> _SET TASK_: Count the lines below that include the word "Конаковского" and write that number alone.

===============

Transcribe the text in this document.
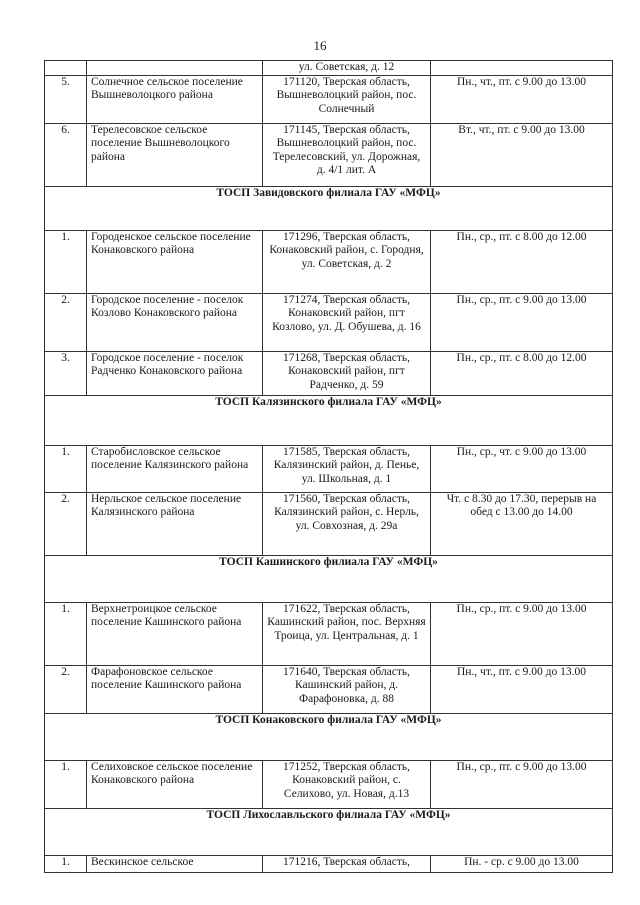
16
		ул. Советская, д. 12	
5.	Солнечное сельское поселение Вышневолоцкого района	171120, Тверская область, Вышневолоцкий район, пос. Солнечный	Пн., чт., пт. с 9.00 до 13.00
6.	Терелесовское сельское поселение Вышневолоцкого района	171145, Тверская область, Вышневолоцкий район, пос. Терелесовский, ул. Дорожная, д. 4/1 лит. А	Вт., чт., пт. с 9.00 до 13.00
ТОСП Завидовского филиала ГАУ «МФЦ»			
1.	Городенское сельское поселение Конаковского района	171296, Тверская область, Конаковский район, с. Городня, ул. Советская, д. 2	Пн., ср., пт. с 8.00 до 12.00
2.	Городское поселение - поселок Козлово Конаковского района	171274, Тверская область, Конаковский район, пгт Козлово, ул. Д. Обушева, д. 16	Пн., ср., пт. с 9.00 до 13.00
3.	Городское поселение - поселок Радченко Конаковского района	171268, Тверская область, Конаковский район, пгт Радченко, д. 59	Пн., ср., пт. с 8.00 до 12.00
ТОСП Калязинского филиала ГАУ «МФЦ»			
1.	Старобисловское сельское поселение Калязинского района	171585, Тверская область, Калязинский район, д. Пенье, ул. Школьная, д. 1	Пн., ср., чт. с 9.00 до 13.00
2.	Нерльское сельское поселение Калязинского района	171560, Тверская область, Калязинский район, с. Нерль, ул. Совхозная, д. 29а	Чт. с 8.30 до 17.30, перерыв на обед с 13.00 до 14.00
ТОСП Кашинского филиала ГАУ «МФЦ»			
1.	Верхнетроицкое сельское поселение Кашинского района	171622, Тверская область, Кашинский район, пос. Верхняя Троица, ул. Центральная, д. 1	Пн., ср., пт. с 9.00 до 13.00
2.	Фарафоновское сельское поселение Кашинского района	171640, Тверская область, Кашинский район, д. Фарафоновка, д. 88	Пн., чт., пт. с 9.00 до 13.00
ТОСП Конаковского филиала ГАУ «МФЦ»			
1.	Селиховское сельское поселение Конаковского района	171252, Тверская область, Конаковский район, с. Селихово, ул. Новая, д.13	Пн., ср., пт. с 9.00 до 13.00
ТОСП Лихославльского филиала ГАУ «МФЦ»			
1.	Вескинское сельское	171216, Тверская область,	Пн. - ср. с 9.00 до 13.00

===============

> _TASK RESPONSE_: 5